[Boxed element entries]
──────────────────────────────

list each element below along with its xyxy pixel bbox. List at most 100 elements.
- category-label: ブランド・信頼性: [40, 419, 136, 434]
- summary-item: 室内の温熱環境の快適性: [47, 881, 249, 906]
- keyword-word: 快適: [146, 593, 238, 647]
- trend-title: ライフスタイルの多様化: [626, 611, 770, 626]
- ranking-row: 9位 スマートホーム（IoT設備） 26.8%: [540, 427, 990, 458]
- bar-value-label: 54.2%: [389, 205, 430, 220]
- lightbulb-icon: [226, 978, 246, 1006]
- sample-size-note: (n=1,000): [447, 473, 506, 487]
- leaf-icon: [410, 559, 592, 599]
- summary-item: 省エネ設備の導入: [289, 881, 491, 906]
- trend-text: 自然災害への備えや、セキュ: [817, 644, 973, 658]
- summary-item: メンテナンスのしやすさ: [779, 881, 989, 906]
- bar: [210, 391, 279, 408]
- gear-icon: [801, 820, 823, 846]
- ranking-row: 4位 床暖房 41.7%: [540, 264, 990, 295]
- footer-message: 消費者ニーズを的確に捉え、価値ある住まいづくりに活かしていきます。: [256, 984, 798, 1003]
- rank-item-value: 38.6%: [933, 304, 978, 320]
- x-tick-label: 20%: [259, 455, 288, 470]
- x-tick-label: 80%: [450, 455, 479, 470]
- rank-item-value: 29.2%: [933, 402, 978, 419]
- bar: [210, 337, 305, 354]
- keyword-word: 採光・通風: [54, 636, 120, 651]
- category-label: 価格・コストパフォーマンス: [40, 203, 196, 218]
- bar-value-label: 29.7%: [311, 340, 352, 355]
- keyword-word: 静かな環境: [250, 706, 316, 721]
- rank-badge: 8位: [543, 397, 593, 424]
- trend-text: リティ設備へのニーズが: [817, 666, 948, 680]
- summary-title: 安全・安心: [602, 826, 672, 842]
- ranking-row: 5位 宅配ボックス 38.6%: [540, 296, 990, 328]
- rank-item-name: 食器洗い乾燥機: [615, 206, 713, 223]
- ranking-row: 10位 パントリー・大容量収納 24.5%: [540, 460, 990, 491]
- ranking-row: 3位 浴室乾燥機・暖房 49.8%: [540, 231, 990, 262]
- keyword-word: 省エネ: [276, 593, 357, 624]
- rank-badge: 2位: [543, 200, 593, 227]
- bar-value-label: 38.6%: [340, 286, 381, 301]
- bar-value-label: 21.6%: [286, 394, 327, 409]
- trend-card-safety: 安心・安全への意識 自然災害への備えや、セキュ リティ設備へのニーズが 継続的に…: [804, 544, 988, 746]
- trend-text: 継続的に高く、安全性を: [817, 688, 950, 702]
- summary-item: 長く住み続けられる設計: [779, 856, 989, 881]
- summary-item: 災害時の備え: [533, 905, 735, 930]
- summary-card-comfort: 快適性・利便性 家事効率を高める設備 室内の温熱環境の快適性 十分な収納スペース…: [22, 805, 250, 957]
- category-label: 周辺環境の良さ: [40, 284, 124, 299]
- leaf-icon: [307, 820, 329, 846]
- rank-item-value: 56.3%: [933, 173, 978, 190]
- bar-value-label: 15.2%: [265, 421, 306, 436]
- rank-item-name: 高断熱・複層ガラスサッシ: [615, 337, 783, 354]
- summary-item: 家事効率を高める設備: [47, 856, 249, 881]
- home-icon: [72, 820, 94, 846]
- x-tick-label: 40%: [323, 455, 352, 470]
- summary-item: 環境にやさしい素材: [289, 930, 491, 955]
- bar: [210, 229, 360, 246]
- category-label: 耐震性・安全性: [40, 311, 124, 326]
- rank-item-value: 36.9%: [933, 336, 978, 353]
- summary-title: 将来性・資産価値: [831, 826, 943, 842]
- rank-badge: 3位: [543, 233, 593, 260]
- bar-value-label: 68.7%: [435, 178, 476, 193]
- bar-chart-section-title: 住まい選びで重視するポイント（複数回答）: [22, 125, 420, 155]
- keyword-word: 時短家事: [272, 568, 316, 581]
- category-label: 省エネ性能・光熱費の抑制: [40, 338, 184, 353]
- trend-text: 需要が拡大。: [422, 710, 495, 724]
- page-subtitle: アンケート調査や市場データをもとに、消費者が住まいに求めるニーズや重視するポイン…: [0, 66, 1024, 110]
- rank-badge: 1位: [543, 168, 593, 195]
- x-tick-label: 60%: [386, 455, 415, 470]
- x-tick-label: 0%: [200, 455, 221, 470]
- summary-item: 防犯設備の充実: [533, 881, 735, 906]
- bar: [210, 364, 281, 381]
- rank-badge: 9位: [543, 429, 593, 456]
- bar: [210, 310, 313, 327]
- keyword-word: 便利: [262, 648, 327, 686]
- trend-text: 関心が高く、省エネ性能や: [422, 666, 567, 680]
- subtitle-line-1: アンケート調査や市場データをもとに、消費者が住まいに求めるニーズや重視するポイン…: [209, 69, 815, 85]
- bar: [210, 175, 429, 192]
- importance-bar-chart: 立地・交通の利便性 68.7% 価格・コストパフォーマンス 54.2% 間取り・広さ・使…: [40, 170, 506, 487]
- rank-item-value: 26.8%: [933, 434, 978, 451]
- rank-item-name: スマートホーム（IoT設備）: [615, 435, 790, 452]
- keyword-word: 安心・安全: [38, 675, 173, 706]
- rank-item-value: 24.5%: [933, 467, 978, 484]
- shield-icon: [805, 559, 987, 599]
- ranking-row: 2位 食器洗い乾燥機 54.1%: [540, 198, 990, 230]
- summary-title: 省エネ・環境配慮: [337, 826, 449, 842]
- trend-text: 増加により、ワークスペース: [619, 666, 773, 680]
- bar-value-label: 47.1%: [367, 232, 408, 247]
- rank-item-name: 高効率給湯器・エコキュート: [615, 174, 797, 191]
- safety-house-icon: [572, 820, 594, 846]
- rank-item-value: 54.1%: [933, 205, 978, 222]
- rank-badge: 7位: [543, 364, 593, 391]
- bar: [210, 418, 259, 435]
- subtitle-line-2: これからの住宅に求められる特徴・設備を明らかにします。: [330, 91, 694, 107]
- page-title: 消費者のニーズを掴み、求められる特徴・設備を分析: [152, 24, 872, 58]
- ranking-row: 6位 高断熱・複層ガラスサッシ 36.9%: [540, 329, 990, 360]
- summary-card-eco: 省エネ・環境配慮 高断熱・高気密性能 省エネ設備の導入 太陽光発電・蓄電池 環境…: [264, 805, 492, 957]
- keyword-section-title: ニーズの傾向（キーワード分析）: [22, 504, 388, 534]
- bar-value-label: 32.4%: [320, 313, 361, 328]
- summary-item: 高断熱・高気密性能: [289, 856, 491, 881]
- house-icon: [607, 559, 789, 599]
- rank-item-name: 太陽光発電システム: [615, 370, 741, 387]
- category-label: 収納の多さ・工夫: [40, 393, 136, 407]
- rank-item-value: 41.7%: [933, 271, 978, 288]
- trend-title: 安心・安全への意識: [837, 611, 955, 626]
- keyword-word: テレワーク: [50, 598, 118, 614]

──────────────────────────────

◆ **INSTRUCTIONS FOR THE TASK**: Copy every line of the records above verbatim, with no changes to any character.

◆ **FULL RESPONSE**:
list each element below along with its xyxy pixel bbox. List at most 100 elements.
- category-label: ブランド・信頼性: [40, 419, 136, 434]
- summary-item: 室内の温熱環境の快適性: [47, 881, 249, 906]
- keyword-word: 快適: [146, 593, 238, 647]
- trend-title: ライフスタイルの多様化: [626, 611, 770, 626]
- ranking-row: 9位 スマートホーム（IoT設備） 26.8%: [540, 427, 990, 458]
- bar-value-label: 54.2%: [389, 205, 430, 220]
- lightbulb-icon: [226, 978, 246, 1006]
- sample-size-note: (n=1,000): [447, 473, 506, 487]
- leaf-icon: [410, 559, 592, 599]
- summary-item: 省エネ設備の導入: [289, 881, 491, 906]
- trend-text: 自然災害への備えや、セキュ: [817, 644, 973, 658]
- summary-item: メンテナンスのしやすさ: [779, 881, 989, 906]
- bar: [210, 391, 279, 408]
- gear-icon: [801, 820, 823, 846]
- ranking-row: 4位 床暖房 41.7%: [540, 264, 990, 295]
- footer-message: 消費者ニーズを的確に捉え、価値ある住まいづくりに活かしていきます。: [256, 984, 798, 1003]
- rank-item-value: 38.6%: [933, 304, 978, 320]
- x-tick-label: 20%: [259, 455, 288, 470]
- x-tick-label: 80%: [450, 455, 479, 470]
- rank-item-value: 29.2%: [933, 402, 978, 419]
- bar: [210, 337, 305, 354]
- keyword-word: 採光・通風: [54, 636, 120, 651]
- category-label: 価格・コストパフォーマンス: [40, 203, 196, 218]
- bar-value-label: 29.7%: [311, 340, 352, 355]
- keyword-word: 静かな環境: [250, 706, 316, 721]
- rank-badge: 8位: [543, 397, 593, 424]
- trend-text: リティ設備へのニーズが: [817, 666, 948, 680]
- summary-title: 安全・安心: [602, 826, 672, 842]
- ranking-row: 5位 宅配ボックス 38.6%: [540, 296, 990, 328]
- rank-item-name: 食器洗い乾燥機: [615, 206, 713, 223]
- ranking-row: 10位 パントリー・大容量収納 24.5%: [540, 460, 990, 491]
- ranking-row: 3位 浴室乾燥機・暖房 49.8%: [540, 231, 990, 262]
- keyword-word: 省エネ: [276, 593, 357, 624]
- rank-badge: 2位: [543, 200, 593, 227]
- bar-value-label: 38.6%: [340, 286, 381, 301]
- bar-value-label: 21.6%: [286, 394, 327, 409]
- trend-card-safety: 安心・安全への意識 自然災害への備えや、セキュ リティ設備へのニーズが 継続的に…: [804, 544, 988, 746]
- trend-text: 継続的に高く、安全性を: [817, 688, 950, 702]
- summary-item: 長く住み続けられる設計: [779, 856, 989, 881]
- summary-item: 災害時の備え: [533, 905, 735, 930]
- summary-card-comfort: 快適性・利便性 家事効率を高める設備 室内の温熱環境の快適性 十分な収納スペース…: [22, 805, 250, 957]
- category-label: 周辺環境の良さ: [40, 284, 124, 299]
- leaf-icon: [307, 820, 329, 846]
- rank-item-value: 56.3%: [933, 173, 978, 190]
- bar-value-label: 15.2%: [265, 421, 306, 436]
- rank-item-name: 高断熱・複層ガラスサッシ: [615, 337, 783, 354]
- summary-item: 家事効率を高める設備: [47, 856, 249, 881]
- home-icon: [72, 820, 94, 846]
- x-tick-label: 40%: [323, 455, 352, 470]
- summary-item: 環境にやさしい素材: [289, 930, 491, 955]
- bar: [210, 229, 360, 246]
- category-label: 耐震性・安全性: [40, 311, 124, 326]
- rank-item-value: 36.9%: [933, 336, 978, 353]
- summary-title: 将来性・資産価値: [831, 826, 943, 842]
- rank-badge: 3位: [543, 233, 593, 260]
- bar-value-label: 68.7%: [435, 178, 476, 193]
- bar-chart-section-title: 住まい選びで重視するポイント（複数回答）: [22, 125, 420, 155]
- keyword-word: 時短家事: [272, 568, 316, 581]
- category-label: 省エネ性能・光熱費の抑制: [40, 338, 184, 353]
- trend-text: 需要が拡大。: [422, 710, 495, 724]
- page-subtitle: アンケート調査や市場データをもとに、消費者が住まいに求めるニーズや重視するポイン…: [0, 66, 1024, 110]
- rank-badge: 1位: [543, 168, 593, 195]
- x-tick-label: 60%: [386, 455, 415, 470]
- x-tick-label: 0%: [200, 455, 221, 470]
- summary-item: 防犯設備の充実: [533, 881, 735, 906]
- bar: [210, 364, 281, 381]
- rank-badge: 9位: [543, 429, 593, 456]
- bar: [210, 310, 313, 327]
- keyword-word: 便利: [262, 648, 327, 686]
- trend-text: 関心が高く、省エネ性能や: [422, 666, 567, 680]
- subtitle-line-1: アンケート調査や市場データをもとに、消費者が住まいに求めるニーズや重視するポイン…: [209, 69, 815, 85]
- bar: [210, 175, 429, 192]
- importance-bar-chart: 立地・交通の利便性 68.7% 価格・コストパフォーマンス 54.2% 間取り・広さ・使…: [40, 170, 506, 487]
- rank-item-value: 26.8%: [933, 434, 978, 451]
- rank-item-name: スマートホーム（IoT設備）: [615, 435, 790, 452]
- keyword-word: 安心・安全: [38, 675, 173, 706]
- rank-item-value: 24.5%: [933, 467, 978, 484]
- shield-icon: [805, 559, 987, 599]
- ranking-row: 2位 食器洗い乾燥機 54.1%: [540, 198, 990, 230]
- summary-title: 省エネ・環境配慮: [337, 826, 449, 842]
- trend-text: 増加により、ワークスペース: [619, 666, 773, 680]
- bar-value-label: 47.1%: [367, 232, 408, 247]
- rank-item-name: 高効率給湯器・エコキュート: [615, 174, 797, 191]
- safety-house-icon: [572, 820, 594, 846]
- rank-item-value: 54.1%: [933, 205, 978, 222]
- rank-badge: 7位: [543, 364, 593, 391]
- bar: [210, 418, 259, 435]
- subtitle-line-2: これからの住宅に求められる特徴・設備を明らかにします。: [330, 91, 694, 107]
- page-title: 消費者のニーズを掴み、求められる特徴・設備を分析: [152, 24, 872, 58]
- ranking-row: 6位 高断熱・複層ガラスサッシ 36.9%: [540, 329, 990, 360]
- summary-card-eco: 省エネ・環境配慮 高断熱・高気密性能 省エネ設備の導入 太陽光発電・蓄電池 環境…: [264, 805, 492, 957]
- keyword-section-title: ニーズの傾向（キーワード分析）: [22, 504, 388, 534]
- bar-value-label: 32.4%: [320, 313, 361, 328]
- summary-item: 高断熱・高気密性能: [289, 856, 491, 881]
- house-icon: [607, 559, 789, 599]
- rank-item-name: 太陽光発電システム: [615, 370, 741, 387]
- category-label: 収納の多さ・工夫: [40, 393, 136, 407]
- rank-item-value: 41.7%: [933, 271, 978, 288]
- trend-title: 安心・安全への意識: [837, 611, 955, 626]
- keyword-word: テレワーク: [50, 598, 118, 614]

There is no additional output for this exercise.